▶ **DATASET RECORDS**
— Start —
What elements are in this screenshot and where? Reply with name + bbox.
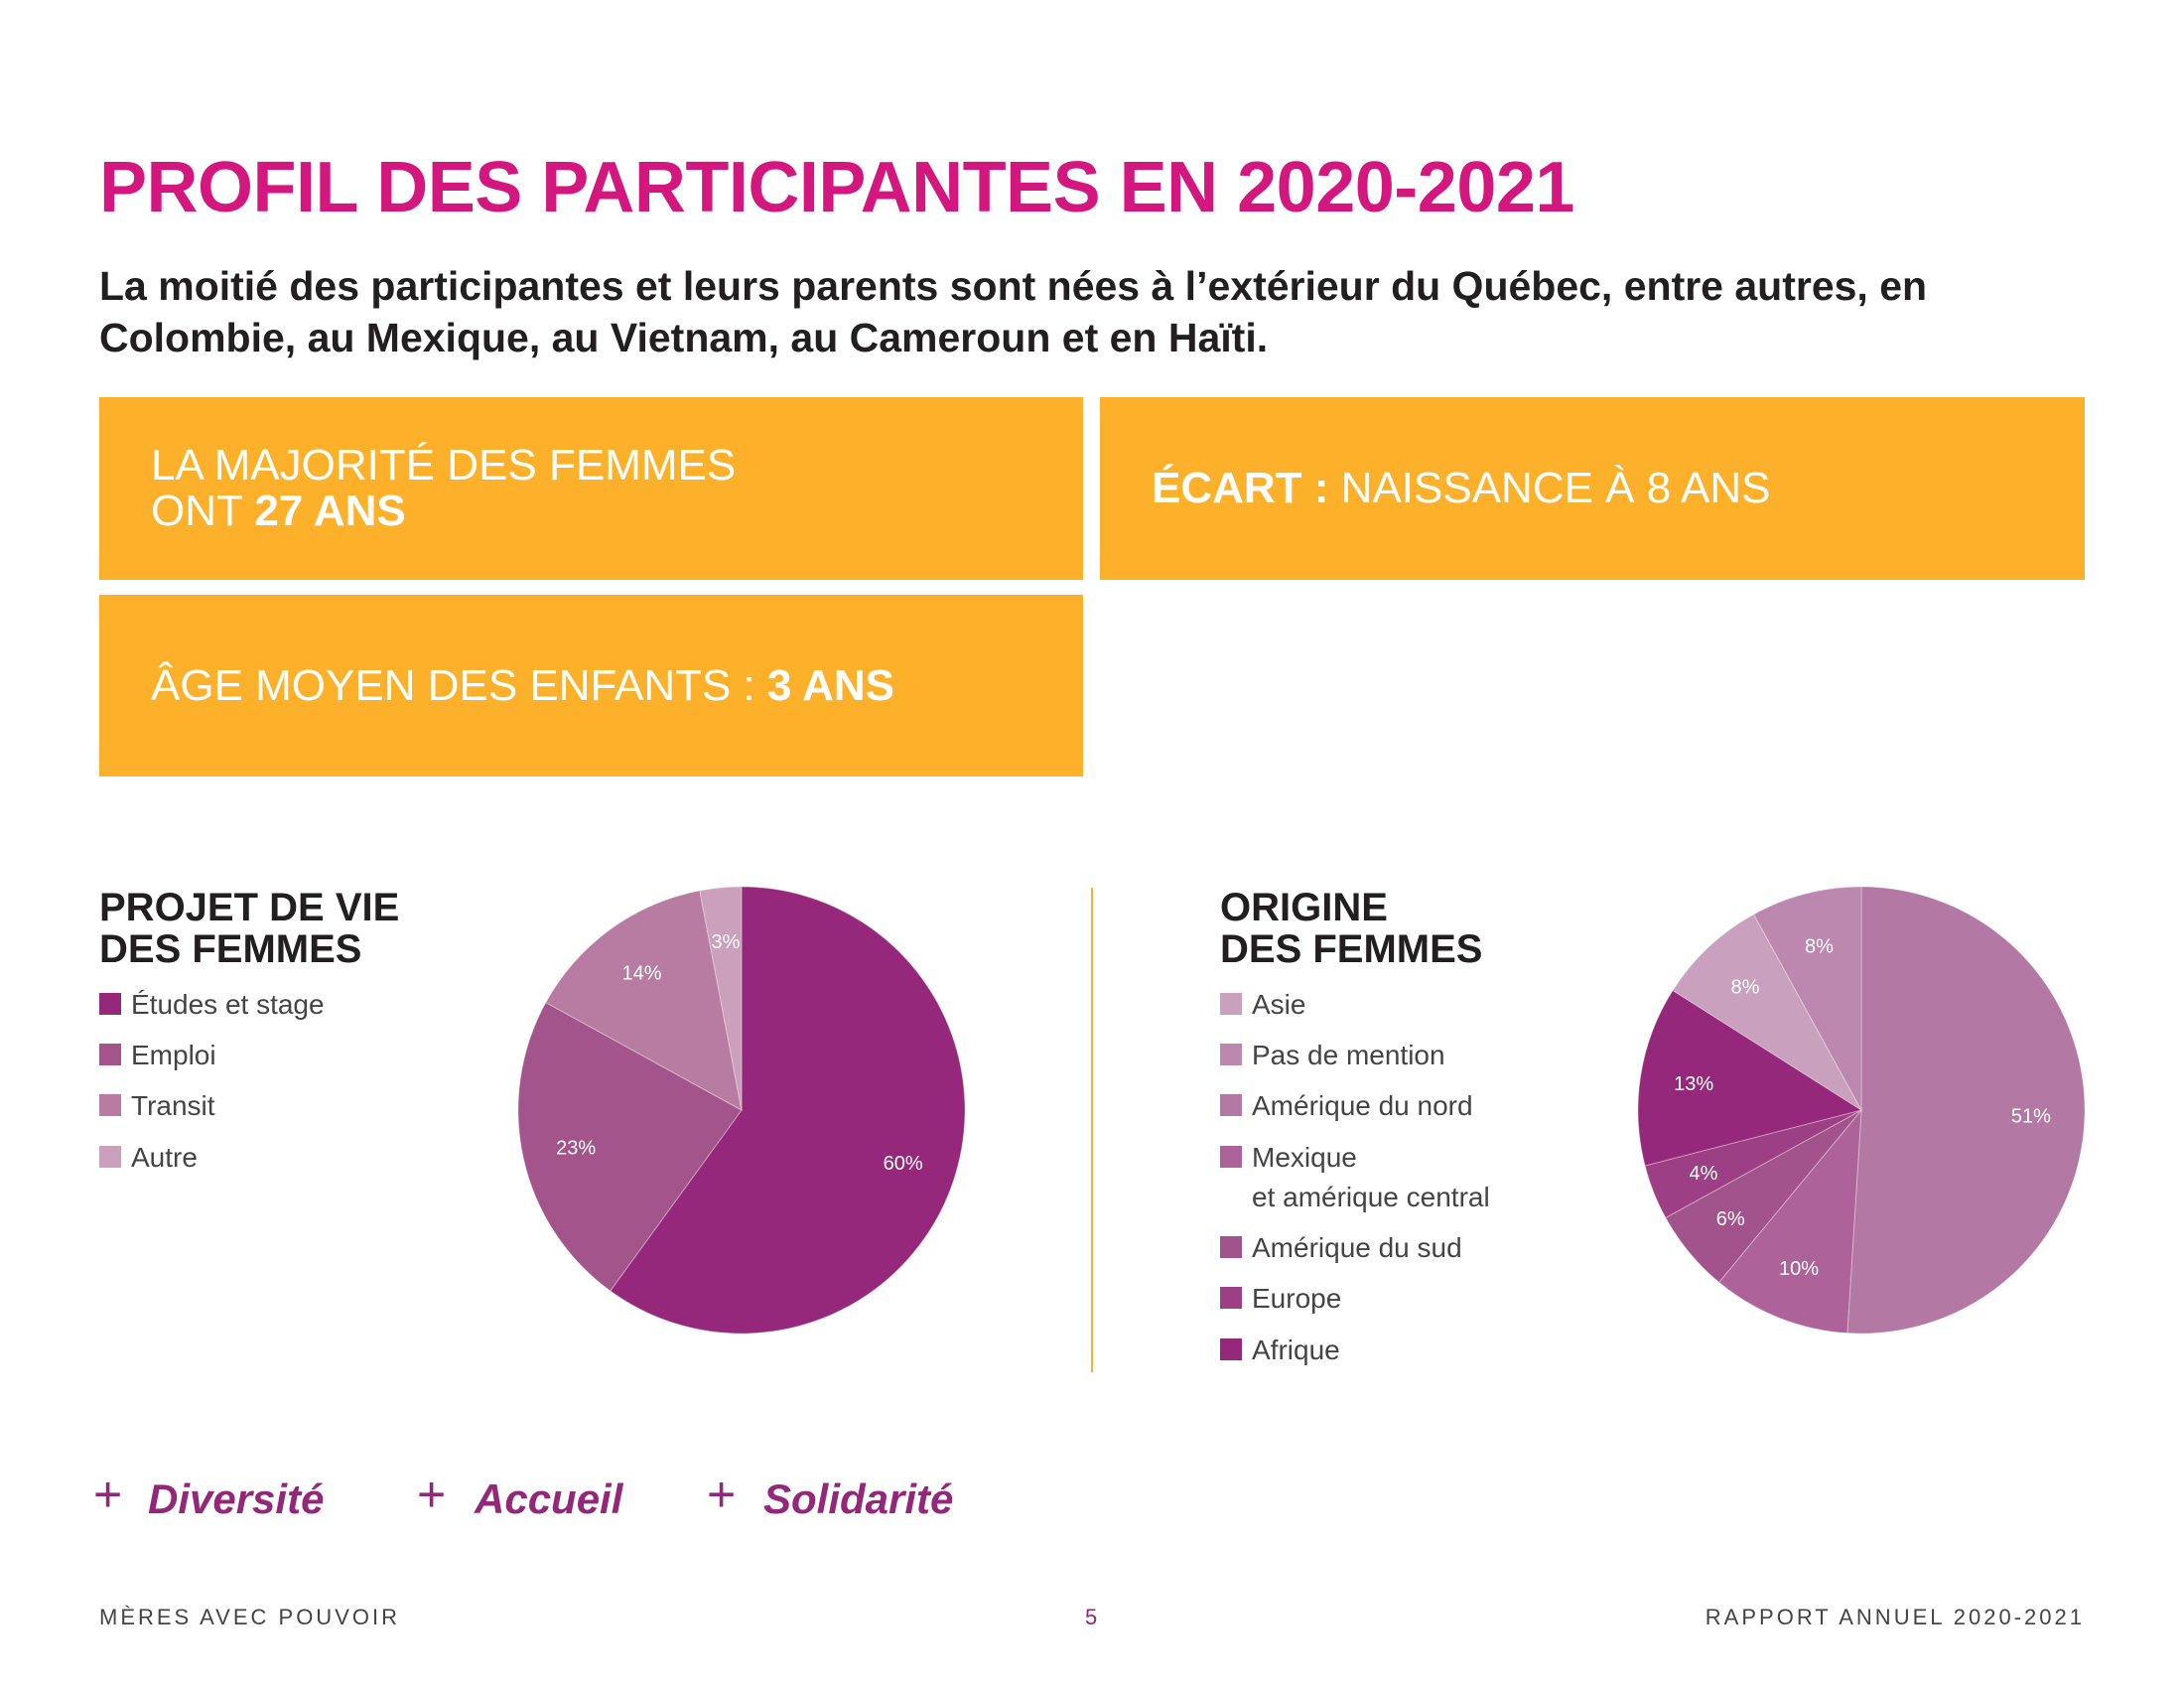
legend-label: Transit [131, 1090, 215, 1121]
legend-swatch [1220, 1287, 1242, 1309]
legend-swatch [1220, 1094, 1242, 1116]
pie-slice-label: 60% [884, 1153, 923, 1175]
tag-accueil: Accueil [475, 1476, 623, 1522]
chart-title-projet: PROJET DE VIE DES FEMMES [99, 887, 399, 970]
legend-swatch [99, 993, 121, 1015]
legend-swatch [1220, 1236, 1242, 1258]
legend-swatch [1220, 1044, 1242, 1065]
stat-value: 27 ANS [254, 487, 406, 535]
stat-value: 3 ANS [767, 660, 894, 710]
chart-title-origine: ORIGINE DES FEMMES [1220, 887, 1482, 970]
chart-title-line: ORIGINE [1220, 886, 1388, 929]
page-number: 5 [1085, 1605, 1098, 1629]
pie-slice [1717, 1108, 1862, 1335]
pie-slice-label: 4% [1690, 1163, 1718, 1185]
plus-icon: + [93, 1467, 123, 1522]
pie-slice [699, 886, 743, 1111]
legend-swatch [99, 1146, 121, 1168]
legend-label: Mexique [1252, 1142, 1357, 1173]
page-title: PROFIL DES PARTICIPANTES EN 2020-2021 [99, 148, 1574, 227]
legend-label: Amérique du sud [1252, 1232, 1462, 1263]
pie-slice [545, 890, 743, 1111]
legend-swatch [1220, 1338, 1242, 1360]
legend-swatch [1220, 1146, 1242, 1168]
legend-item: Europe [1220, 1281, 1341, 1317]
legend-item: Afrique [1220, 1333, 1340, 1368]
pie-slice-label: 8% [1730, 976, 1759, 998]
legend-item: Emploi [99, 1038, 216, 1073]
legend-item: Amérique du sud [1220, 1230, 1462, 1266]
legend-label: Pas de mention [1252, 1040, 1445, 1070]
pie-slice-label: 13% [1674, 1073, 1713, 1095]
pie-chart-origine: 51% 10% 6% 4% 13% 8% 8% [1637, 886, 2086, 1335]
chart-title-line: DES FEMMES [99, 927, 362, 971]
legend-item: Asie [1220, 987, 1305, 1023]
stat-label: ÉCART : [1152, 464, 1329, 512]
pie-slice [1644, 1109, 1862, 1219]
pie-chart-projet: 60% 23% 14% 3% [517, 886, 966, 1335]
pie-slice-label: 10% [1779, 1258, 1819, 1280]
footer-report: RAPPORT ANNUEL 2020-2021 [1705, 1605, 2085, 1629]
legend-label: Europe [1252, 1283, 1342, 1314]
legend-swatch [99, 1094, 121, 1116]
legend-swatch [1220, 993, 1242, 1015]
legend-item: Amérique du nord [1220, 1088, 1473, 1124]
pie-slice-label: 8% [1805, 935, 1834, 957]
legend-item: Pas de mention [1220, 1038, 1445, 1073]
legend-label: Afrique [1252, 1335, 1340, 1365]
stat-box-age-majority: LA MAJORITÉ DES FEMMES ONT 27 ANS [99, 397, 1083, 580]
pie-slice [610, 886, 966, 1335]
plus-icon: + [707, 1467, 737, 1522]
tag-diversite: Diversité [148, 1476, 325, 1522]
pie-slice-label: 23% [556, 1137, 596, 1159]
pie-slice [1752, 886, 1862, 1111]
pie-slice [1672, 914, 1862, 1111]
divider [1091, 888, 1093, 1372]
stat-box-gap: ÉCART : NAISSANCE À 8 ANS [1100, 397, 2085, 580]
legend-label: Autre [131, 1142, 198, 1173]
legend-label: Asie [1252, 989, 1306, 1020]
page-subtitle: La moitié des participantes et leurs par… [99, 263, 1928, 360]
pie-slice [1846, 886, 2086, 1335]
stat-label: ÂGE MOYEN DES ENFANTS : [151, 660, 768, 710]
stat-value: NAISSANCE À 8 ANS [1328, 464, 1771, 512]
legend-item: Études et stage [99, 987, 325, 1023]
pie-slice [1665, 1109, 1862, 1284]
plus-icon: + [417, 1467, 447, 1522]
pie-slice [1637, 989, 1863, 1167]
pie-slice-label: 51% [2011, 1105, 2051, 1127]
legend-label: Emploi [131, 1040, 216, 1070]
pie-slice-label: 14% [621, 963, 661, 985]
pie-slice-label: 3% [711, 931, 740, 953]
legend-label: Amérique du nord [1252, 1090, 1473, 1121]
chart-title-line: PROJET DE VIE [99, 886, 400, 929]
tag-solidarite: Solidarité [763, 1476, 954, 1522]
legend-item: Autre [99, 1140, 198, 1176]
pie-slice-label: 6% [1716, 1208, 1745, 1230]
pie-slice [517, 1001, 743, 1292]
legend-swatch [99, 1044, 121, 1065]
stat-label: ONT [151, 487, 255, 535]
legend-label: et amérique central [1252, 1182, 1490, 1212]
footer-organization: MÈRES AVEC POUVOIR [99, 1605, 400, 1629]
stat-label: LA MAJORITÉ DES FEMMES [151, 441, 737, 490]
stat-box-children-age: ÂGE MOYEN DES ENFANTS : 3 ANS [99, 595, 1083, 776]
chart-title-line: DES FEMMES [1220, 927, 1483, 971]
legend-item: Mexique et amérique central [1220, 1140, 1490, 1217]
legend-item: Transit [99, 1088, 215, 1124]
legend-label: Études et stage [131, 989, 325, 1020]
— End —
▶ **TO DO**
Copy out verbatim the lines of the data from the line with "legend-label: Transit [131, 1090, 215, 1121]" up to and including the line with "plus-icon: + [93, 1467, 123, 1522]".

▶ **ANSWER IN FULL**
legend-label: Transit [131, 1090, 215, 1121]
legend-swatch [1220, 1287, 1242, 1309]
legend-swatch [1220, 1094, 1242, 1116]
pie-slice-label: 60% [884, 1153, 923, 1175]
tag-accueil: Accueil [475, 1476, 623, 1522]
chart-title-projet: PROJET DE VIE DES FEMMES [99, 887, 399, 970]
legend-swatch [99, 993, 121, 1015]
legend-swatch [1220, 1236, 1242, 1258]
legend-swatch [1220, 1044, 1242, 1065]
stat-value: 27 ANS [254, 487, 406, 535]
stat-value: 3 ANS [767, 660, 894, 710]
chart-title-origine: ORIGINE DES FEMMES [1220, 887, 1482, 970]
chart-title-line: ORIGINE [1220, 886, 1388, 929]
page-number: 5 [1085, 1605, 1098, 1629]
pie-slice [1717, 1108, 1862, 1335]
pie-slice-label: 4% [1690, 1163, 1718, 1185]
plus-icon: + [93, 1467, 123, 1522]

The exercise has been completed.